Pictures are not part of the copy; repeat everything else in the records exactly.

Data records
▬▬▬▬▬▬▬▬▬▬

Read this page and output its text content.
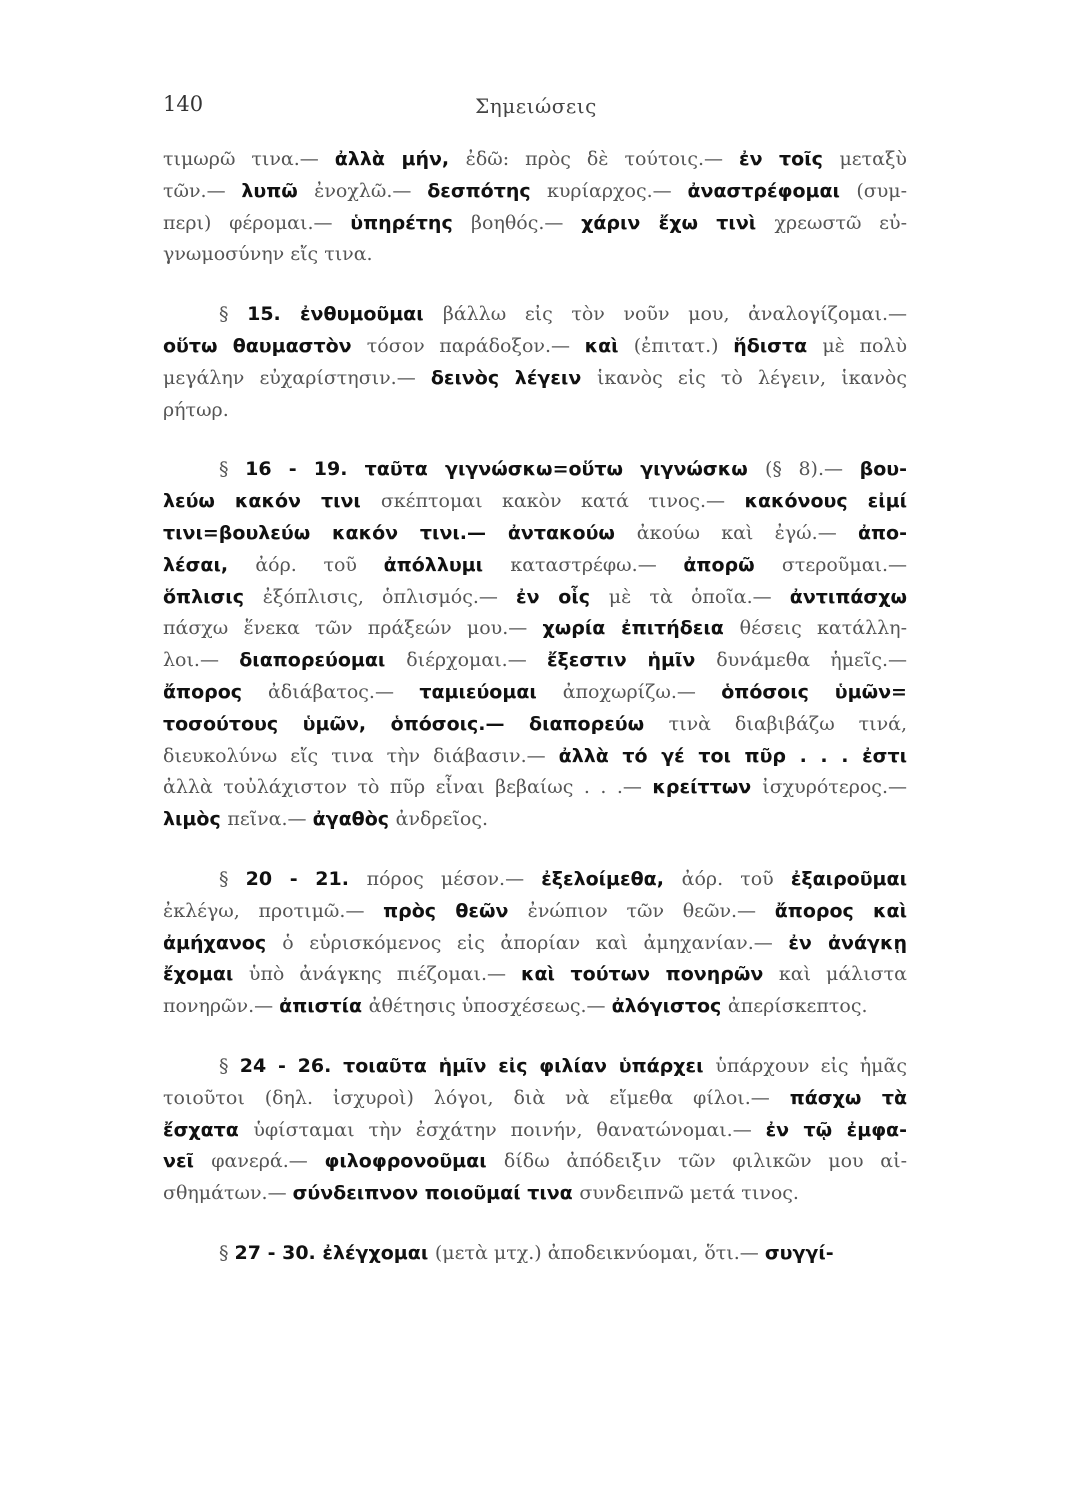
140	Σημειώσεις
τιμωρῶ τινα.— ἀλλὰ μήν, ἐδῶ: πρὸς δὲ τούτοις.— ἐν τοῖς μεταξὺ
τῶν.— λυπῶ ἐνοχλῶ.— δεσπότης κυρίαρχος.— ἀναστρέφομαι (συμ-
περι) φέρομαι.— ὑπηρέτης βοηθός.— χάριν ἔχω τινὶ χρεωστῶ εὐ-
γνωμοσύνην εἴς τινα.
§ 15. ἐνθυμοῦμαι βάλλω εἰς τὸν νοῦν μου, ἀναλογίζομαι.—
οὕτω θαυμαστὸν τόσον παράδοξον.— καὶ (ἐπιτατ.) ἥδιστα μὲ πολὺ
μεγάλην εὐχαρίστησιν.— δεινὸς λέγειν ἱκανὸς εἰς τὸ λέγειν, ἱκανὸς
ρήτωρ.
§ 16 - 19. ταῦτα γιγνώσκω=οὕτω γιγνώσκω (§ 8).— βου-
λεύω κακόν τινι σκέπτομαι κακὸν κατά τινος.— κακόνους εἰμί
τινι=βουλεύω κακόν τινι.— ἀντακούω ἀκούω καὶ ἐγώ.— ἀπο-
λέσαι, ἀόρ. τοῦ ἀπόλλυμι καταστρέφω.— ἀπορῶ στεροῦμαι.—
ὅπλισις ἐξόπλισις, ὁπλισμός.— ἐν οἷς μὲ τὰ ὁποῖα.— ἀντιπάσχω
πάσχω ἕνεκα τῶν πράξεών μου.— χωρία ἐπιτήδεια θέσεις κατάλλη-
λοι.— διαπορεύομαι διέρχομαι.— ἔξεστιν ἡμῖν δυνάμεθα ἡμεῖς.—
ἄπορος ἀδιάβατος.— ταμιεύομαι ἀποχωρίζω.— ὁπόσοις ὑμῶν=
τοσούτους ὑμῶν, ὁπόσοις.— διαπορεύω τινὰ διαβιβάζω τινά,
διευκολύνω εἴς τινα τὴν διάβασιν.— ἀλλὰ τό γέ τοι πῦρ . . . ἐστι
ἀλλὰ τοὐλάχιστον τὸ πῦρ εἶναι βεβαίως . . .— κρείττων ἰσχυρότερος.—
λιμὸς πεῖνα.— ἀγαθὸς ἀνδρεῖος.
§ 20 - 21. πόρος μέσον.— ἐξελοίμεθα, ἀόρ. τοῦ ἐξαιροῦμαι
ἐκλέγω, προτιμῶ.— πρὸς θεῶν ἐνώπιον τῶν θεῶν.— ἄπορος καὶ
ἀμήχανος ὁ εὑρισκόμενος εἰς ἀπορίαν καὶ ἀμηχανίαν.— ἐν ἀνάγκῃ
ἔχομαι ὑπὸ ἀνάγκης πιέζομαι.— καὶ τούτων πονηρῶν καὶ μάλιστα
πονηρῶν.— ἀπιστία ἀθέτησις ὑποσχέσεως.— ἀλόγιστος ἀπερίσκεπτος.
§ 24 - 26. τοιαῦτα ἡμῖν εἰς φιλίαν ὑπάρχει ὑπάρχουν εἰς ἡμᾶς
τοιοῦτοι (δηλ. ἰσχυροὶ) λόγοι, διὰ νὰ εἴμεθα φίλοι.— πάσχω τὰ
ἔσχατα ὑφίσταμαι τὴν ἐσχάτην ποινήν, θανατώνομαι.— ἐν τῷ ἐμφα-
νεῖ φανερά.— φιλοφρονοῦμαι δίδω ἀπόδειξιν τῶν φιλικῶν μου αἰ-
σθημάτων.— σύνδειπνον ποιοῦμαί τινα συνδειπνῶ μετά τινος.
§ 27 - 30. ἐλέγχομαι (μετὰ μτχ.) ἀποδεικνύομαι, ὅτι.— συγγί-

▬▬▬▬▬▬▬▬▬▬

- [EXERCISE SOLUTION]:
Read this page and output its text content.
140	Σημειώσεις
τιμωρῶ τινα.— ἀλλὰ μήν, ἐδῶ: πρὸς δὲ τούτοις.— ἐν τοῖς μεταξὺ
τῶν.— λυπῶ ἐνοχλῶ.— δεσπότης κυρίαρχος.— ἀναστρέφομαι (συμ-
περι) φέρομαι.— ὑπηρέτης βοηθός.— χάριν ἔχω τινὶ χρεωστῶ εὐ-
γνωμοσύνην εἴς τινα.
§ 15. ἐνθυμοῦμαι βάλλω εἰς τὸν νοῦν μου, ἀναλογίζομαι.—
οὕτω θαυμαστὸν τόσον παράδοξον.— καὶ (ἐπιτατ.) ἥδιστα μὲ πολὺ
μεγάλην εὐχαρίστησιν.— δεινὸς λέγειν ἱκανὸς εἰς τὸ λέγειν, ἱκανὸς
ρήτωρ.
§ 16 - 19. ταῦτα γιγνώσκω=οὕτω γιγνώσκω (§ 8).— βου-
λεύω κακόν τινι σκέπτομαι κακὸν κατά τινος.— κακόνους εἰμί
τινι=βουλεύω κακόν τινι.— ἀντακούω ἀκούω καὶ ἐγώ.— ἀπο-
λέσαι, ἀόρ. τοῦ ἀπόλλυμι καταστρέφω.— ἀπορῶ στεροῦμαι.—
ὅπλισις ἐξόπλισις, ὁπλισμός.— ἐν οἷς μὲ τὰ ὁποῖα.— ἀντιπάσχω
πάσχω ἕνεκα τῶν πράξεών μου.— χωρία ἐπιτήδεια θέσεις κατάλλη-
λοι.— διαπορεύομαι διέρχομαι.— ἔξεστιν ἡμῖν δυνάμεθα ἡμεῖς.—
ἄπορος ἀδιάβατος.— ταμιεύομαι ἀποχωρίζω.— ὁπόσοις ὑμῶν=
τοσούτους ὑμῶν, ὁπόσοις.— διαπορεύω τινὰ διαβιβάζω τινά,
διευκολύνω εἴς τινα τὴν διάβασιν.— ἀλλὰ τό γέ τοι πῦρ . . . ἐστι
ἀλλὰ τοὐλάχιστον τὸ πῦρ εἶναι βεβαίως . . .— κρείττων ἰσχυρότερος.—
λιμὸς πεῖνα.— ἀγαθὸς ἀνδρεῖος.
§ 20 - 21. πόρος μέσον.— ἐξελοίμεθα, ἀόρ. τοῦ ἐξαιροῦμαι
ἐκλέγω, προτιμῶ.— πρὸς θεῶν ἐνώπιον τῶν θεῶν.— ἄπορος καὶ
ἀμήχανος ὁ εὑρισκόμενος εἰς ἀπορίαν καὶ ἀμηχανίαν.— ἐν ἀνάγκῃ
ἔχομαι ὑπὸ ἀνάγκης πιέζομαι.— καὶ τούτων πονηρῶν καὶ μάλιστα
πονηρῶν.— ἀπιστία ἀθέτησις ὑποσχέσεως.— ἀλόγιστος ἀπερίσκεπτος.
§ 24 - 26. τοιαῦτα ἡμῖν εἰς φιλίαν ὑπάρχει ὑπάρχουν εἰς ἡμᾶς
τοιοῦτοι (δηλ. ἰσχυροὶ) λόγοι, διὰ νὰ εἴμεθα φίλοι.— πάσχω τὰ
ἔσχατα ὑφίσταμαι τὴν ἐσχάτην ποινήν, θανατώνομαι.— ἐν τῷ ἐμφα-
νεῖ φανερά.— φιλοφρονοῦμαι δίδω ἀπόδειξιν τῶν φιλικῶν μου αἰ-
σθημάτων.— σύνδειπνον ποιοῦμαί τινα συνδειπνῶ μετά τινος.
§ 27 - 30. ἐλέγχομαι (μετὰ μτχ.) ἀποδεικνύομαι, ὅτι.— συγγί-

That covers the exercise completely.